**Passage provided:**
§

Stanley Mouse, 'Original design for Journey poster, Day on the Green’. The Mouse that Rocked: The Art of Stanley Mouse.
The artwork of Stanley Mouse for the Grateful Dead, Journey, the Steve Miller band, and others helped to launch a new pop vernacular that defined the look of the rock and roll revolution. Many of these seminal works are featured in our PhillipsX selling exhibition The Mouse that Rocked: The Art of Stanley Mouse, in partnership with Casterline|Goodman Gallery, and on view 20 March through 17 April at Phillips' West Hollywood galleries.
Here, discover the grand adventure of how it all came to be, as Blake Koh, the Regional Director of Phillips Los Angeles, queries the legend about the origins of his extraordinary oeuvre.
Stanley Mouse, Grateful Dead, Oxford Circle (blue red lavender). The Mouse that Rocked: The Art of Stanley Mouse.

§

**Input:**
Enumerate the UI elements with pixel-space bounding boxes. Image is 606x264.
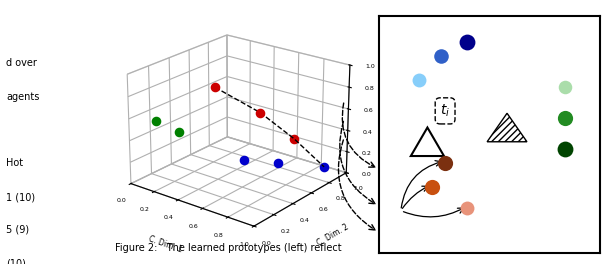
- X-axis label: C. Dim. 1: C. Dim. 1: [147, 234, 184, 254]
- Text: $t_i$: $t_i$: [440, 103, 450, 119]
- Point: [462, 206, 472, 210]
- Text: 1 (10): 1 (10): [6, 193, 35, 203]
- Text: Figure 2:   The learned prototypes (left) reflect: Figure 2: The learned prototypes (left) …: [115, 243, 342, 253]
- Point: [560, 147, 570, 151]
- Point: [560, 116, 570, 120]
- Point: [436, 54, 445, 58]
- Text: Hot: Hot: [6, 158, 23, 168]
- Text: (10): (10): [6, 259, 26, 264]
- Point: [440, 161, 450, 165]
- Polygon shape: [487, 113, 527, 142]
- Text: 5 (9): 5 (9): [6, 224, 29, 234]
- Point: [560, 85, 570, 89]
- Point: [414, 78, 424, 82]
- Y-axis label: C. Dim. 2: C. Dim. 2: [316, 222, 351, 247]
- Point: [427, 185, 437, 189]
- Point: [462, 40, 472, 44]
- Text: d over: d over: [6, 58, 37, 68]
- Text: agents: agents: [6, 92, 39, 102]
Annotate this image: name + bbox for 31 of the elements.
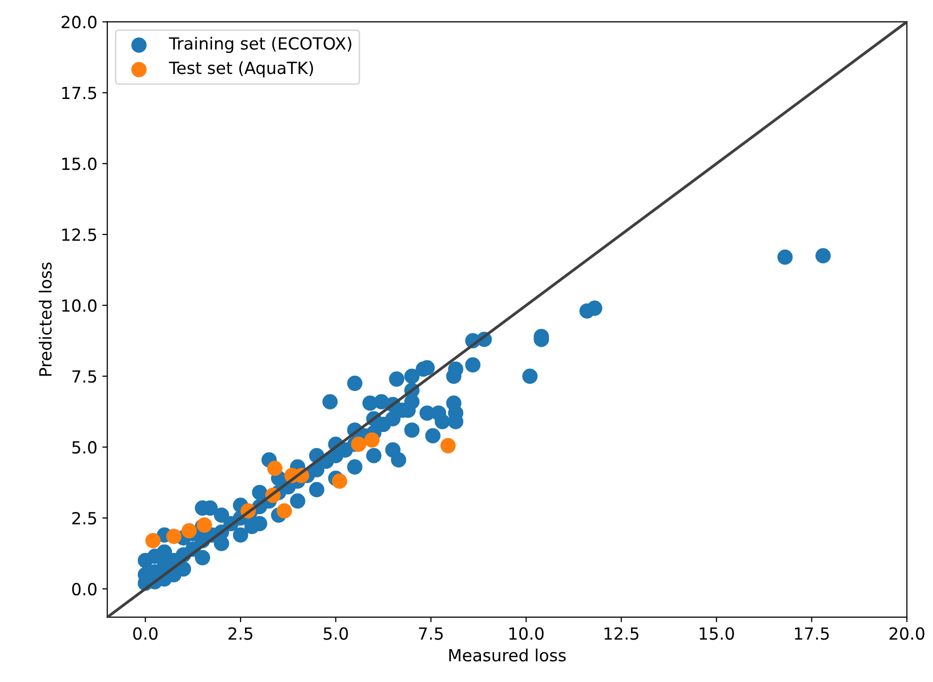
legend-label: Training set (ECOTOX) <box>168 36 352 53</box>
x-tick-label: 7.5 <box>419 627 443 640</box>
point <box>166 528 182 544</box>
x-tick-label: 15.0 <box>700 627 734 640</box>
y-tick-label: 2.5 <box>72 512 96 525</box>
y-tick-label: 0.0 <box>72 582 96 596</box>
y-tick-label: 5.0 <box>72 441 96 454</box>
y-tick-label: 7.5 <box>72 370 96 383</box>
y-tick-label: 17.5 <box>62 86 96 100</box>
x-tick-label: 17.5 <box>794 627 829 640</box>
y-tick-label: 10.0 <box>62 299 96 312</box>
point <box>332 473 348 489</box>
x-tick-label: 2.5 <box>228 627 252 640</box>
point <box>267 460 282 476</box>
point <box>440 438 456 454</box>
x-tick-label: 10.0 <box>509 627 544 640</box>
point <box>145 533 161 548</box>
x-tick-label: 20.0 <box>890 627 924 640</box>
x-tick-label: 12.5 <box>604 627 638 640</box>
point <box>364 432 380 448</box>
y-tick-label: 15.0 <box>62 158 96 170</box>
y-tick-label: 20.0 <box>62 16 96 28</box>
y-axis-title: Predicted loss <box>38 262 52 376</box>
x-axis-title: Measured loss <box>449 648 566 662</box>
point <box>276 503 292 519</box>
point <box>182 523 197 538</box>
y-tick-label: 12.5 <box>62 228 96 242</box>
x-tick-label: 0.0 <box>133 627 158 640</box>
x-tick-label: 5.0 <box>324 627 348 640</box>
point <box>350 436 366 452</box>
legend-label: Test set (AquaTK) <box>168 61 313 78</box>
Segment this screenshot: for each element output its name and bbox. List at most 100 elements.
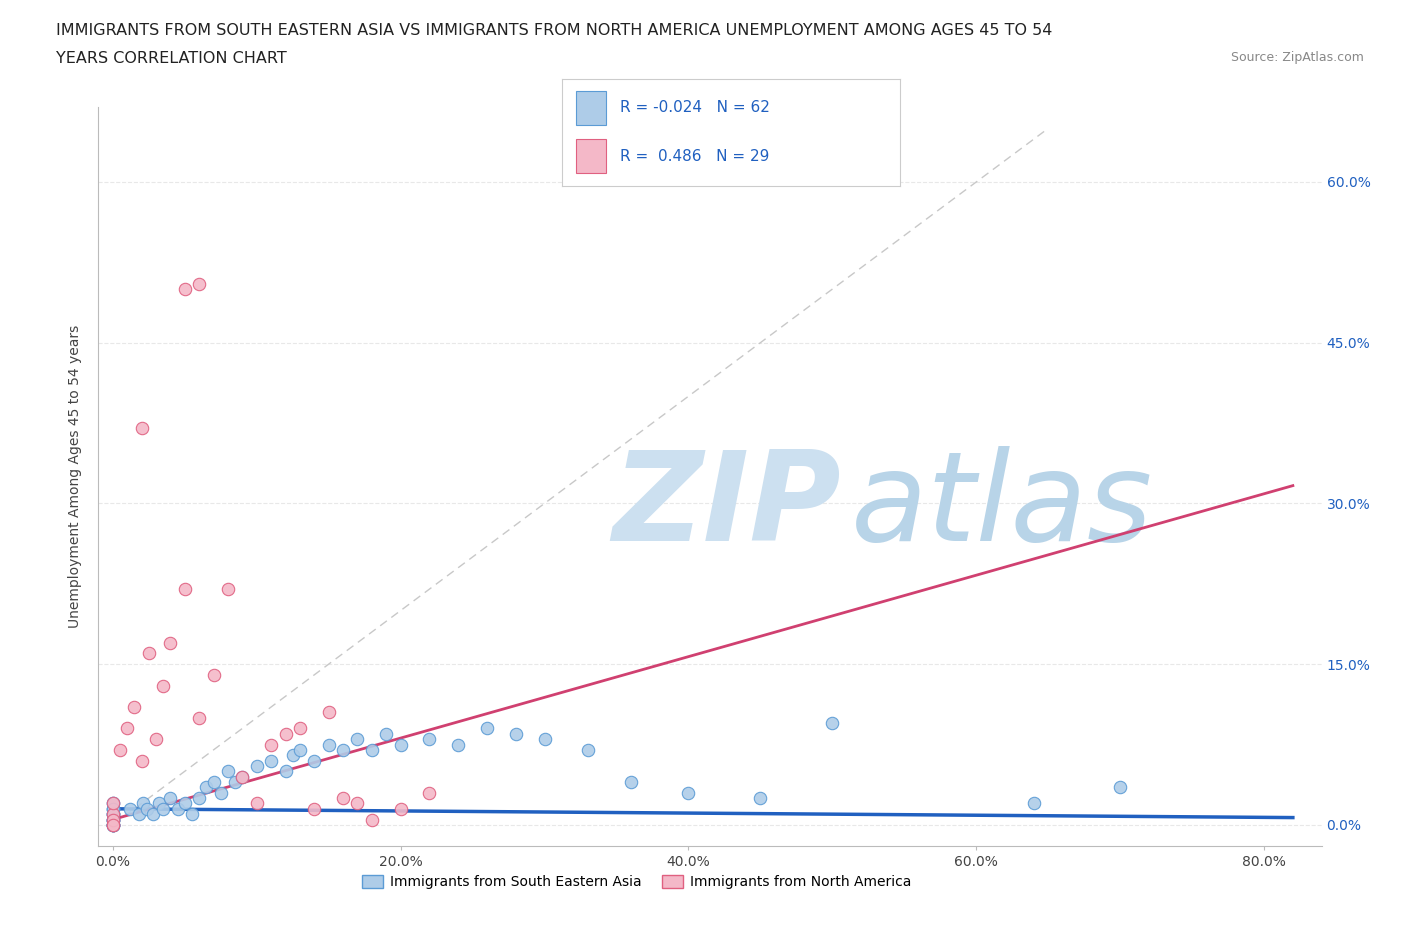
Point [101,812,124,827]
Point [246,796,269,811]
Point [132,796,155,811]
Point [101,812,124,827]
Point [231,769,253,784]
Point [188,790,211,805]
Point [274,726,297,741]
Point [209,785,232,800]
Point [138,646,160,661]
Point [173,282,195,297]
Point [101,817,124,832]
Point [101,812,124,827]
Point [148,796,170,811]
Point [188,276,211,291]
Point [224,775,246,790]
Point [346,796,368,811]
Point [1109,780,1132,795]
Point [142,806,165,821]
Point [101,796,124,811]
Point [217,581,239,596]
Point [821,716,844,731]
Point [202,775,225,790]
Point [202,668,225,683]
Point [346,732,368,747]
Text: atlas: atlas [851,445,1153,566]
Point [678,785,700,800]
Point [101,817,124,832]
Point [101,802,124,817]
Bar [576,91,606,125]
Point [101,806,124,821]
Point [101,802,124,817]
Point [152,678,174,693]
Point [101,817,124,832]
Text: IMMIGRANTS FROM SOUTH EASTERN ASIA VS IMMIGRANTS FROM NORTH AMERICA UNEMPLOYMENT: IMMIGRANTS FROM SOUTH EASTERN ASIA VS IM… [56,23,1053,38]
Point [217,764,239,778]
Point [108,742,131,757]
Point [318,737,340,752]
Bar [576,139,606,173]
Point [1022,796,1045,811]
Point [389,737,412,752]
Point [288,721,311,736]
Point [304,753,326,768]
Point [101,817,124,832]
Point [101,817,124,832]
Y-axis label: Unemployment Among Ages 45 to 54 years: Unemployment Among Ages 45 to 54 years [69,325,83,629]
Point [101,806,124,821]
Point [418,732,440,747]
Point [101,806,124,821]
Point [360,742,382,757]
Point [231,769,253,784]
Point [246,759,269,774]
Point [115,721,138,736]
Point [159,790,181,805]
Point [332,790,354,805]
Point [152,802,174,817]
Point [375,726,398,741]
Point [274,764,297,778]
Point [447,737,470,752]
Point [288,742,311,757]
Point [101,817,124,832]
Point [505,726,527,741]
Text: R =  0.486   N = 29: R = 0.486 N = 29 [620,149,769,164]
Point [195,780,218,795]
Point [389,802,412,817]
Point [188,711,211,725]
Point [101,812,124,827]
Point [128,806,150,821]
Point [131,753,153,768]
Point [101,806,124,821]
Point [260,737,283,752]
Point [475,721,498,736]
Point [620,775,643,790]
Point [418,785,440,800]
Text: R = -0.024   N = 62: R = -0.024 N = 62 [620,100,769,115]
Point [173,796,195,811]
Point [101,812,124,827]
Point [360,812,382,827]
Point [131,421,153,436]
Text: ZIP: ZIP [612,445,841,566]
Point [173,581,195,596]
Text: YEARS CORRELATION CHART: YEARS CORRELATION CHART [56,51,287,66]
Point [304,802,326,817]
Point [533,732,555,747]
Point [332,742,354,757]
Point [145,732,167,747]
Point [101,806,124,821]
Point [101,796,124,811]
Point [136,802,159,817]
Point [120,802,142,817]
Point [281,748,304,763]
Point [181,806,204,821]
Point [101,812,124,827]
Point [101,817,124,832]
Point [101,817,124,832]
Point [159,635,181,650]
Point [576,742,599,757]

§

**Instructions:**
#1 In the Stanley Mouse exhibition page, who is named as the Regional Director of Phillips Los Angeles?
#2 Print the records from their first line up to and including the line with "Annotate this image: name", leaving out the pictures.
The Stanley Mouse exhibition page and the records have no connection to each other.

**Task-by-task solutions:**
#1 Blake Koh

#2
Enumerate the UI elements with pixel-space bounding boxes. Image is 606x264.
- X-axis label: C. Dim. 1: C. Dim. 1: [147, 234, 184, 254]
- Text: $t_i$: $t_i$: [440, 103, 450, 119]
- Point: [462, 206, 472, 210]
- Text: 1 (10): 1 (10): [6, 193, 35, 203]
- Text: Figure 2:   The learned prototypes (left) reflect: Figure 2: The learned prototypes (left) …: [115, 243, 342, 253]
- Point: [560, 147, 570, 151]
- Point: [560, 116, 570, 120]
- Point: [436, 54, 445, 58]
- Text: Hot: Hot: [6, 158, 23, 168]
- Text: (10): (10): [6, 259, 26, 264]
- Point: [440, 161, 450, 165]
- Polygon shape: [487, 113, 527, 142]
- Text: 5 (9): 5 (9): [6, 224, 29, 234]
- Point: [560, 85, 570, 89]
- Point: [414, 78, 424, 82]
- Y-axis label: C. Dim. 2: C. Dim. 2: [316, 222, 351, 247]
- Point: [427, 185, 437, 189]
- Point: [462, 40, 472, 44]
- Text: d over: d over: [6, 58, 37, 68]
- Text: agents: agents: [6, 92, 39, 102]
Annotate this image: name + bbox for 31 of the elements.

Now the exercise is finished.